Reproduce every entry in the listing without alteration.

"""

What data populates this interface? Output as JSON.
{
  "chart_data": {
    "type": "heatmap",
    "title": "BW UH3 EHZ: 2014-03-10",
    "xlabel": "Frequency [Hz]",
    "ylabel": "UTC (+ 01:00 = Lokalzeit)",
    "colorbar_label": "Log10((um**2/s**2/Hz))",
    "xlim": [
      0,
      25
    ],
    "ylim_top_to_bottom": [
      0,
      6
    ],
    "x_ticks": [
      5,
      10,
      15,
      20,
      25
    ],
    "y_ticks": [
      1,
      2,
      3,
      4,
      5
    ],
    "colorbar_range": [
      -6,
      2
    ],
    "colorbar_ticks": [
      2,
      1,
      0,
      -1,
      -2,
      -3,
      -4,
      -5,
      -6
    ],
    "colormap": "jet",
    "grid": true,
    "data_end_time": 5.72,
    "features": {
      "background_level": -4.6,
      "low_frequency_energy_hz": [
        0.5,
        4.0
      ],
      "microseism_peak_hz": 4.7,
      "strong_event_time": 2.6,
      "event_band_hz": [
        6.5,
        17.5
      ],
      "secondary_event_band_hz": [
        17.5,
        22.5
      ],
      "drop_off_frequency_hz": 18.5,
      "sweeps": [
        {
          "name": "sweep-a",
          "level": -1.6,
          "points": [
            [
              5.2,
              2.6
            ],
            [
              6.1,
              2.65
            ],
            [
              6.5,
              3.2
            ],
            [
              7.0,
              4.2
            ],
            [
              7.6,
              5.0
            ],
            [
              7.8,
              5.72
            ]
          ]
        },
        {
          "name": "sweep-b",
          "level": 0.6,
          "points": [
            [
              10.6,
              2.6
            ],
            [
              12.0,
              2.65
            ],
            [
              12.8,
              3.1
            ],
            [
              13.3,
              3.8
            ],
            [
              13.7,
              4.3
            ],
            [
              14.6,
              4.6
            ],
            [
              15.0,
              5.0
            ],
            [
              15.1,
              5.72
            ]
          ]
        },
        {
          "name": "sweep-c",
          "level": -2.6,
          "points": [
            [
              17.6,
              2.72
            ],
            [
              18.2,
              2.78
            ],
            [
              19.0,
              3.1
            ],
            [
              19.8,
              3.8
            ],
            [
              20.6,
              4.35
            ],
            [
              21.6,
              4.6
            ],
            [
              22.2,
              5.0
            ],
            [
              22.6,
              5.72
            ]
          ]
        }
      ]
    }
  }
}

"""

RESULT BELOW »
What data populates this interface? Output as JSON.
{
  "chart_data": {
    "type": "heatmap",
    "title": "BW UH3 EHZ: 2014-03-10",
    "xlabel": "Frequency [Hz]",
    "ylabel": "UTC (+ 01:00 = Lokalzeit)",
    "colorbar_label": "Log10((um**2/s**2/Hz))",
    "xlim": [
      0,
      25
    ],
    "ylim_top_to_bottom": [
      0,
      6
    ],
    "x_ticks": [
      5,
      10,
      15,
      20,
      25
    ],
    "y_ticks": [
      1,
      2,
      3,
      4,
      5
    ],
    "colorbar_range": [
      -6,
      2
    ],
    "colorbar_ticks": [
      2,
      1,
      0,
      -1,
      -2,
      -3,
      -4,
      -5,
      -6
    ],
    "colormap": "jet",
    "grid": true,
    "data_end_time": 5.72,
    "features": {
      "background_level": -4.6,
      "low_frequency_energy_hz": [
        0.5,
        4.0
      ],
      "microseism_peak_hz": 4.7,
      "strong_event_time": 2.6,
      "event_band_hz": [
        6.5,
        17.5
      ],
      "secondary_event_band_hz": [
        17.5,
        22.5
      ],
      "drop_off_frequency_hz": 18.5,
      "sweeps": [
        {
          "name": "sweep-a",
          "level": -1.6,
          "points": [
            [
              5.2,
              2.6
            ],
            [
              6.1,
              2.65
            ],
            [
              6.5,
              3.2
            ],
            [
              7.0,
              4.2
            ],
            [
              7.6,
              5.0
            ],
            [
              7.8,
              5.72
            ]
          ]
        },
        {
          "name": "sweep-b",
          "level": 0.6,
          "points": [
            [
              10.6,
              2.6
            ],
            [
              12.0,
              2.65
            ],
            [
              12.8,
              3.1
            ],
            [
              13.3,
              3.8
            ],
            [
              13.7,
              4.3
            ],
            [
              14.6,
              4.6
            ],
            [
              15.0,
              5.0
            ],
            [
              15.1,
              5.72
            ]
          ]
        },
        {
          "name": "sweep-c",
          "level": -2.6,
          "points": [
            [
              17.6,
              2.72
            ],
            [
              18.2,
              2.78
            ],
            [
              19.0,
              3.1
            ],
            [
              19.8,
              3.8
            ],
            [
              20.6,
              4.35
            ],
            [
              21.6,
              4.6
            ],
            [
              22.2,
              5.0
            ],
            [
              22.6,
              5.72
            ]
          ]
        }
      ]
    }
  }
}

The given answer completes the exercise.